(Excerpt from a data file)
────────

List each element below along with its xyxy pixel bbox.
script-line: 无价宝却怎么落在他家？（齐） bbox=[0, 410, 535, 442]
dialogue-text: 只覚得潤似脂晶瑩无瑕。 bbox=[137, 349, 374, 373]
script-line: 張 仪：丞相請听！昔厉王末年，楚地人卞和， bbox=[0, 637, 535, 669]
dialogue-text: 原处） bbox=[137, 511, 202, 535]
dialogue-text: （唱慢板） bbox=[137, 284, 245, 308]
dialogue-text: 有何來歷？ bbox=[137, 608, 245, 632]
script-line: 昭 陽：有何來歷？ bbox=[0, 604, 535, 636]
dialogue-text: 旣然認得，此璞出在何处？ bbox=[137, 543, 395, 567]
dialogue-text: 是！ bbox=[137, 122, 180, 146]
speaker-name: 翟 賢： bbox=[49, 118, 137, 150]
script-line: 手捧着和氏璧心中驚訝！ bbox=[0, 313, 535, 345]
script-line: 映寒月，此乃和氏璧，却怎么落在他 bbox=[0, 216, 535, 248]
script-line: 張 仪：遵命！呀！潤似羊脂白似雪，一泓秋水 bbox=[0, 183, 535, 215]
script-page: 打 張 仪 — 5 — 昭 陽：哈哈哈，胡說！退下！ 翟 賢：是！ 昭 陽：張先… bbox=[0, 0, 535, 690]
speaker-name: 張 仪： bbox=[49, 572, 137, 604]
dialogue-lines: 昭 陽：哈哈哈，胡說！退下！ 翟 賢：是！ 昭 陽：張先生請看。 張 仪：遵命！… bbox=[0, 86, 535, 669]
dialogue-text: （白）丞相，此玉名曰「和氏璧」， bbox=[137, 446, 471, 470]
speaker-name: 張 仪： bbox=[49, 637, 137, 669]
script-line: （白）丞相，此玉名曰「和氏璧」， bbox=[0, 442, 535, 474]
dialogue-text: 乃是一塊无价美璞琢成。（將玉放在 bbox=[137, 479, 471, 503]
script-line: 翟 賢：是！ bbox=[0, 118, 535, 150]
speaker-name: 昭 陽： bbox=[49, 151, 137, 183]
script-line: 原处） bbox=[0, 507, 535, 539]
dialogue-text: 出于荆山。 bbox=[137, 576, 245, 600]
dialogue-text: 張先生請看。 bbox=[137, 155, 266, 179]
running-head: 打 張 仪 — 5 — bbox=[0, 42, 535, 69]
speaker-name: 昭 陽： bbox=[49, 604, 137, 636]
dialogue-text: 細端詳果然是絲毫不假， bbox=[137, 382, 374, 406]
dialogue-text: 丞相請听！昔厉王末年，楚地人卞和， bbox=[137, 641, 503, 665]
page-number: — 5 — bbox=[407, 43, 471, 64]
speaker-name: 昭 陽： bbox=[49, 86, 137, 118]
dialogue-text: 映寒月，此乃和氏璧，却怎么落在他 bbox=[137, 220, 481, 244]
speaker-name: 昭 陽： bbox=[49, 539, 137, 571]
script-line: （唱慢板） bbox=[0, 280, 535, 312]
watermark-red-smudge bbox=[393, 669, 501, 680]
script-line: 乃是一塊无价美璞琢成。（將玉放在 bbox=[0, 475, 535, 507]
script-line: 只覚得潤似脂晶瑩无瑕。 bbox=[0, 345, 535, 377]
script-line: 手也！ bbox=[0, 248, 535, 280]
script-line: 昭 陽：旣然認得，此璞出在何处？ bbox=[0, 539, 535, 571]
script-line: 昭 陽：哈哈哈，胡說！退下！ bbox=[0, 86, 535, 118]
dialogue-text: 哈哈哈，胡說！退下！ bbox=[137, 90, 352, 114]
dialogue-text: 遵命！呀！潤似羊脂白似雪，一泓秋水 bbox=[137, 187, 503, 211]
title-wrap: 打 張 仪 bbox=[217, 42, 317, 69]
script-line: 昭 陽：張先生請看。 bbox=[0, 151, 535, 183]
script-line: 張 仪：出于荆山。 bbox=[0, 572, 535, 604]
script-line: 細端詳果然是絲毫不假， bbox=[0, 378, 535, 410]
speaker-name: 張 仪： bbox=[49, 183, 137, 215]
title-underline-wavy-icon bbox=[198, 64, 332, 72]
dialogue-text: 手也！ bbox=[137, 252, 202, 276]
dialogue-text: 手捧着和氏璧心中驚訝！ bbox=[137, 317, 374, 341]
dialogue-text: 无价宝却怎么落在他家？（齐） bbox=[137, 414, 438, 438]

────────

Please arrange every line of the data above as a Markdown table with two columns, "No." for the row number and "Entry" for the line, leaving out any blank lines.

| No. | Entry |
|---|---|
| 1 | List each element below along with its xyxy pixel bbox. |
| 2 | script-line: 无价宝却怎么落在他家？（齐） bbox=[0, 410, 535, 442] |
| 3 | dialogue-text: 只覚得潤似脂晶瑩无瑕。 bbox=[137, 349, 374, 373] |
| 4 | script-line: 張 仪：丞相請听！昔厉王末年，楚地人卞和， bbox=[0, 637, 535, 669] |
| 5 | dialogue-text: 原处） bbox=[137, 511, 202, 535] |
| 6 | dialogue-text: （唱慢板） bbox=[137, 284, 245, 308] |
| 7 | dialogue-text: 有何來歷？ bbox=[137, 608, 245, 632] |
| 8 | script-line: 昭 陽：有何來歷？ bbox=[0, 604, 535, 636] |
| 9 | dialogue-text: 旣然認得，此璞出在何处？ bbox=[137, 543, 395, 567] |
| 10 | dialogue-text: 是！ bbox=[137, 122, 180, 146] |
| 11 | speaker-name: 翟 賢： bbox=[49, 118, 137, 150] |
| 12 | script-line: 手捧着和氏璧心中驚訝！ bbox=[0, 313, 535, 345] |
| 13 | script-line: 映寒月，此乃和氏璧，却怎么落在他 bbox=[0, 216, 535, 248] |
| 14 | script-line: 張 仪：遵命！呀！潤似羊脂白似雪，一泓秋水 bbox=[0, 183, 535, 215] |
| 15 | script-page: 打 張 仪 — 5 — 昭 陽：哈哈哈，胡說！退下！ 翟 賢：是！ 昭 陽：張先… bbox=[0, 0, 535, 690] |
| 16 | speaker-name: 張 仪： bbox=[49, 572, 137, 604] |
| 17 | dialogue-lines: 昭 陽：哈哈哈，胡說！退下！ 翟 賢：是！ 昭 陽：張先生請看。 張 仪：遵命！… bbox=[0, 86, 535, 669] |
| 18 | dialogue-text: （白）丞相，此玉名曰「和氏璧」， bbox=[137, 446, 471, 470] |
| 19 | speaker-name: 張 仪： bbox=[49, 637, 137, 669] |
| 20 | script-line: （白）丞相，此玉名曰「和氏璧」， bbox=[0, 442, 535, 474] |
| 21 | dialogue-text: 乃是一塊无价美璞琢成。（將玉放在 bbox=[137, 479, 471, 503] |
| 22 | script-line: 翟 賢：是！ bbox=[0, 118, 535, 150] |
| 23 | speaker-name: 昭 陽： bbox=[49, 151, 137, 183] |
| 24 | script-line: 原处） bbox=[0, 507, 535, 539] |
| 25 | dialogue-text: 出于荆山。 bbox=[137, 576, 245, 600] |
| 26 | dialogue-text: 張先生請看。 bbox=[137, 155, 266, 179] |
| 27 | running-head: 打 張 仪 — 5 — bbox=[0, 42, 535, 69] |
| 28 | speaker-name: 昭 陽： bbox=[49, 604, 137, 636] |
| 29 | dialogue-text: 細端詳果然是絲毫不假， bbox=[137, 382, 374, 406] |
| 30 | dialogue-text: 丞相請听！昔厉王末年，楚地人卞和， bbox=[137, 641, 503, 665] |
| 31 | page-number: — 5 — bbox=[407, 43, 471, 64] |
| 32 | speaker-name: 昭 陽： bbox=[49, 86, 137, 118] |
| 33 | dialogue-text: 映寒月，此乃和氏璧，却怎么落在他 bbox=[137, 220, 481, 244] |
| 34 | speaker-name: 昭 陽： bbox=[49, 539, 137, 571] |
| 35 | script-line: （唱慢板） bbox=[0, 280, 535, 312] |
| 36 | watermark-red-smudge bbox=[393, 669, 501, 680] |
| 37 | script-line: 乃是一塊无价美璞琢成。（將玉放在 bbox=[0, 475, 535, 507] |
| 38 | script-line: 只覚得潤似脂晶瑩无瑕。 bbox=[0, 345, 535, 377] |
| 39 | script-line: 手也！ bbox=[0, 248, 535, 280] |
| 40 | script-line: 昭 陽：旣然認得，此璞出在何处？ bbox=[0, 539, 535, 571] |
| 41 | script-line: 昭 陽：哈哈哈，胡說！退下！ bbox=[0, 86, 535, 118] |
| 42 | dialogue-text: 哈哈哈，胡說！退下！ bbox=[137, 90, 352, 114] |
| 43 | dialogue-text: 遵命！呀！潤似羊脂白似雪，一泓秋水 bbox=[137, 187, 503, 211] |
| 44 | title-wrap: 打 張 仪 bbox=[217, 42, 317, 69] |
| 45 | script-line: 昭 陽：張先生請看。 bbox=[0, 151, 535, 183] |
| 46 | script-line: 張 仪：出于荆山。 bbox=[0, 572, 535, 604] |
| 47 | script-line: 細端詳果然是絲毫不假， bbox=[0, 378, 535, 410] |
| 48 | speaker-name: 張 仪： bbox=[49, 183, 137, 215] |
| 49 | title-underline-wavy-icon bbox=[198, 64, 332, 72] |
| 50 | dialogue-text: 手也！ bbox=[137, 252, 202, 276] |
| 51 | dialogue-text: 手捧着和氏璧心中驚訝！ bbox=[137, 317, 374, 341] |
| 52 | dialogue-text: 无价宝却怎么落在他家？（齐） bbox=[137, 414, 438, 438] |